## Records provided

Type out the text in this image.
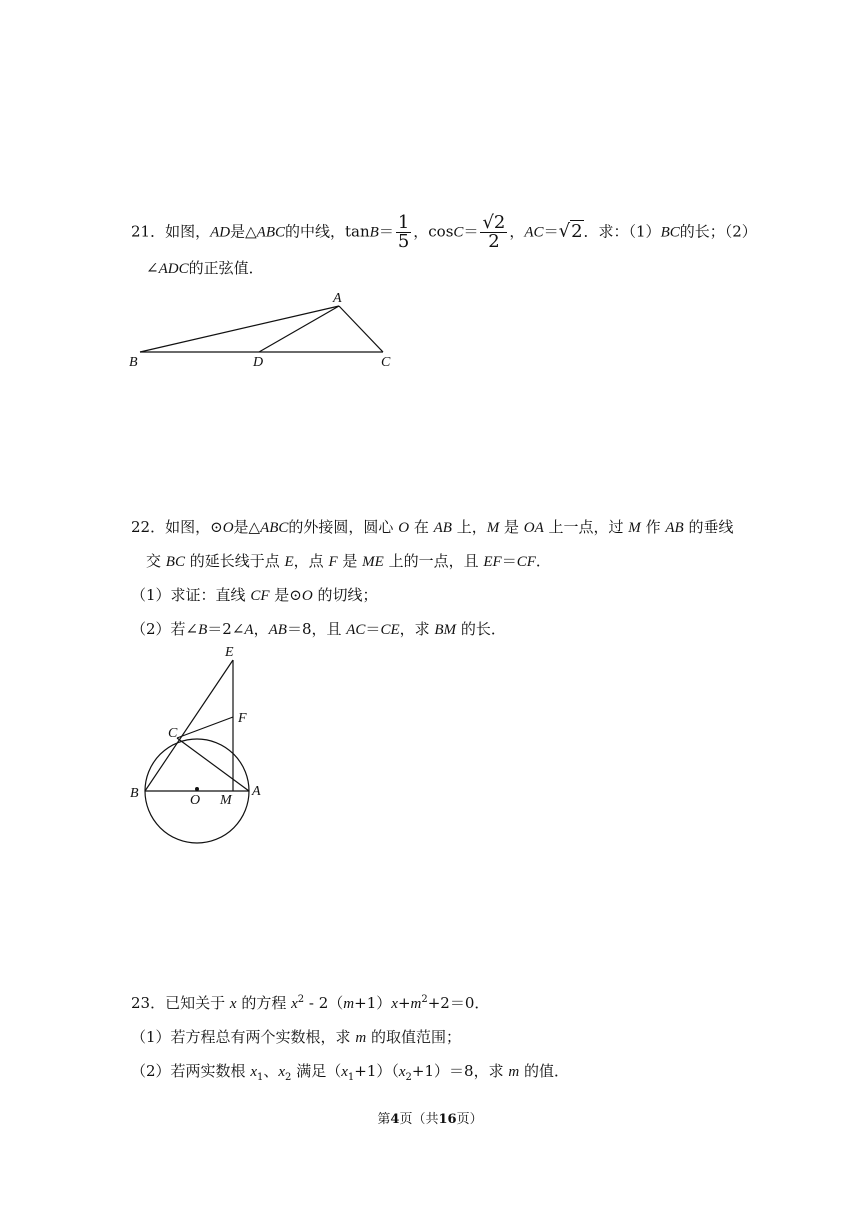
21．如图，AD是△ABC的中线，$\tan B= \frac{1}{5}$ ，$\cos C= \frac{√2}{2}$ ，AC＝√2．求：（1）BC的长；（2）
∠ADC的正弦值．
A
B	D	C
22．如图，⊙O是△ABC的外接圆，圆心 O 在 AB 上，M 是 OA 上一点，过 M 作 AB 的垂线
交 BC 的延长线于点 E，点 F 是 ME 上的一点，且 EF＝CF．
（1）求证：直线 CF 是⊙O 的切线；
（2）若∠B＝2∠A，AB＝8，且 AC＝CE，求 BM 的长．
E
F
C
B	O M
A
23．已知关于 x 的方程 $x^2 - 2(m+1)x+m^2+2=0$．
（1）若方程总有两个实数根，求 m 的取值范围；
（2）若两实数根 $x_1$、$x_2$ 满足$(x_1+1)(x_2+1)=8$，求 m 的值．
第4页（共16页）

--

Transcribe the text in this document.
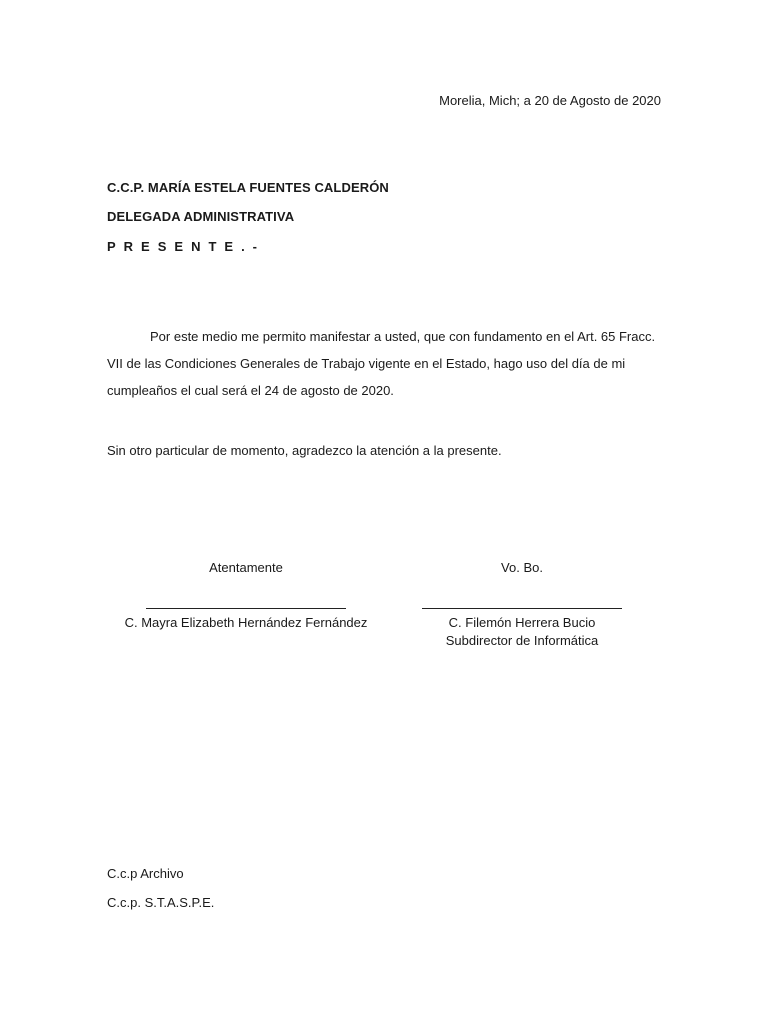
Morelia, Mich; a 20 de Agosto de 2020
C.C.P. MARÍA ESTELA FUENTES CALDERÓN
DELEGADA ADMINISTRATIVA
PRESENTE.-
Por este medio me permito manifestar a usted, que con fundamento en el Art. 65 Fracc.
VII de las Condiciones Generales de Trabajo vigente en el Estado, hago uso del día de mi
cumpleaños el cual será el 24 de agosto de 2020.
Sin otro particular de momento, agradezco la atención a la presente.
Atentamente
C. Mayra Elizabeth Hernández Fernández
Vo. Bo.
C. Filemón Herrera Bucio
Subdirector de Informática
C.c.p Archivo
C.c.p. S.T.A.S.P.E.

## Task instructions
Show every line from the entries above in which the word "text" appears.

## Expected answer
Type out the text in this image.
Transcribe the text in this document.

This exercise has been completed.